Work experience tips for international students

Series of white doors on green grassy hillStudying in Australia will provide you with many great experiences, from making new friends to exploring new cities. You might also consider gaining some work experience to improve your job prospects after graduation. If you need some assistance, our checklist is here to help.

1. Investigate your work experience options

There are many options available if you would like to undertake work experience, including casual and part-time work, internships and volunteering. The first step is to decide which of these is best for you. You might seek a paid opportunity to help pay for your daily expenses, or consider a short-term internship (some of which are unpaid) to explore an occupation of interest. Volunteering is also an option if you are interested in helping out in your community. If you are still researching your study options, look for courses that have work experience opportunities built into the program structure. This may include cooperative courses (known as ‘co-ops’), which allow students to combine paid work with study. These courses are most commonly found in accounting, engineering and information technology, and they are very competitive. If you find a paid opportunity, keep in mind that you are restricted to working 40 hours per fortnight during semester.

2. Search for job opportunities

If you are seeking a paid opportunity, the best place to start is on job-search websites such as Seek, CareerOne and MyCareer. You will also find positions advertised on employers’ websites, generally in the ‘careers’ section. Your institution may provide its own student job search that links students to jobs in their industries — be sure to check the website or student portal. Although internships and volunteer positions may be advertised, it is often up to you to approach employers directly to see if they are able to run a work experience program. If you are looking for work experience in a particularly competitive field, do not despair if you are not able to find your dream placement. As a fashion student, you might volunteer at your city's fashion festival or at the local council if you’re completing a politics major. Remember that there are opportunities on campus too, such as writing for your institution's newspaper or assisting with event planning for the annual ball.    

3. Seek advice from your institution

Before applying for work experience opportunities, it is important to speak to your course coordinator or student advisers at your institution. They will be able to provide further information about working in Australia, including wages and your rights as an employee. They will also help you to fill out and submit some of the forms that are required before commencing work. While you are automatically granted work rights when you receive a student visa, you will need to apply for a Tax File Number (TFN) from the Australian Taxation Office before you begin paid work. Speaking to advisers is also very important if you are looking for unpaid opportunities, as they will be able to provide information about what you should expect during your placement.

4. Prepare your application

The very first step in the application process is to put together your résumé (also known as a curriculum vitae) and cover letter. It is important that each application is tailored to the specific job. For example, your cover letter should address why you will be suitable for the job based on the tasks provided in the job description. You should not send the same cover letter to each employer. If English is not your first language, it is important to get a native speaker to proofread your applications to ensure they are free of mistakes. Most institutions offer career services to students — look for résumé preparation workshops, career expos and networking nights.

5. Practise your interview skills

Whether you are applying for a paid position or an internship, you will need to meet with your employer before you are offered a position. Although there may be a little less pressure put on applicants for unpaid opportunities, it is still very important to prepare for your interview or meeting with your employer. This includes researching the company (its aims, culture and recent projects, if applicable) and understanding how your role would contribute. You might also practise with a classmate, instructing them to ask you common interview questions to make sure you will be able to answer them during the interview. Take the opportunity to ask your own questions during the interview as well — this shows the employer that you are interested in the role, but also gives you the opportunity to clarify anything about the position that you do not understand.

● Data supplied
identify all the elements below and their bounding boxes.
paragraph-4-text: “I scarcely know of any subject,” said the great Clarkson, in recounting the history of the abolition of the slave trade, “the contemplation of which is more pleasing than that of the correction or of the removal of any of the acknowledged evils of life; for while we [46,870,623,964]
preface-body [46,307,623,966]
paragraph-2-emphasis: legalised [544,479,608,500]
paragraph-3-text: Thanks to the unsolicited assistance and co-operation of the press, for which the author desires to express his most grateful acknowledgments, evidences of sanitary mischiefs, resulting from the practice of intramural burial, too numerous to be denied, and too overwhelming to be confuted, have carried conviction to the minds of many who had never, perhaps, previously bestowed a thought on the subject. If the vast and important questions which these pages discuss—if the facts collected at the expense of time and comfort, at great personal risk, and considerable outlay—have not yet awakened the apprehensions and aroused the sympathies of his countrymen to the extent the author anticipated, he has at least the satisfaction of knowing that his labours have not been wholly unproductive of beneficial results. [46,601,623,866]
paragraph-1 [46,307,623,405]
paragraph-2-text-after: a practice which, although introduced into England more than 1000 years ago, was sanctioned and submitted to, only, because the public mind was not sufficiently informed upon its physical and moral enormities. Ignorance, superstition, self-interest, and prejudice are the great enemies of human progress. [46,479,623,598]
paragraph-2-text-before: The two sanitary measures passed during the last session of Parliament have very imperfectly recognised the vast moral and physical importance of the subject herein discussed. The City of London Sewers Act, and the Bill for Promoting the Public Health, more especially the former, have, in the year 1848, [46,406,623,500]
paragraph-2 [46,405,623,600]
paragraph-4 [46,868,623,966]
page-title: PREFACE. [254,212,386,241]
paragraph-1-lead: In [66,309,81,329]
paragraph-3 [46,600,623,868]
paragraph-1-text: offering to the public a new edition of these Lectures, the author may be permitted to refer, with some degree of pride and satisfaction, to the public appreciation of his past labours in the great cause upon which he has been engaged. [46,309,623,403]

● Actions to take
1. Summarize the work experience tips in two sentences.
2. According to the work experience tips, how many hours may a student work during semester?
3. Transcribe the work experience tips from "4. Prepare your" up to and including "and networking nights.".
The rows were taken from a different source than the text.

● Answers to the exercise
1. International students in Australia can gain work experience through casual and part-time work, internships or volunteering, and can find openings on job-search websites, on employers' websites, through their institution and on campus. Before applying, they should consult their institution's advisers, obtain a Tax File Number before beginning paid work, tailor each résumé and cover letter to the specific job, and prepare for interviews by researching the company and practising.

2. Students may work 40 hours per fortnight during semester.

3.
4. Prepare your application

The very first step in the application process is to put together your résumé (also known as a curriculum vitae) and cover letter. It is important that each application is tailored to the specific job. For example, your cover letter should address why you will be suitable for the job based on the tasks provided in the job description. You should not send the same cover letter to each employer. If English is not your first language, it is important to get a native speaker to proofread your applications to ensure they are free of mistakes. Most institutions offer career services to students — look for résumé preparation workshops, career expos and networking nights.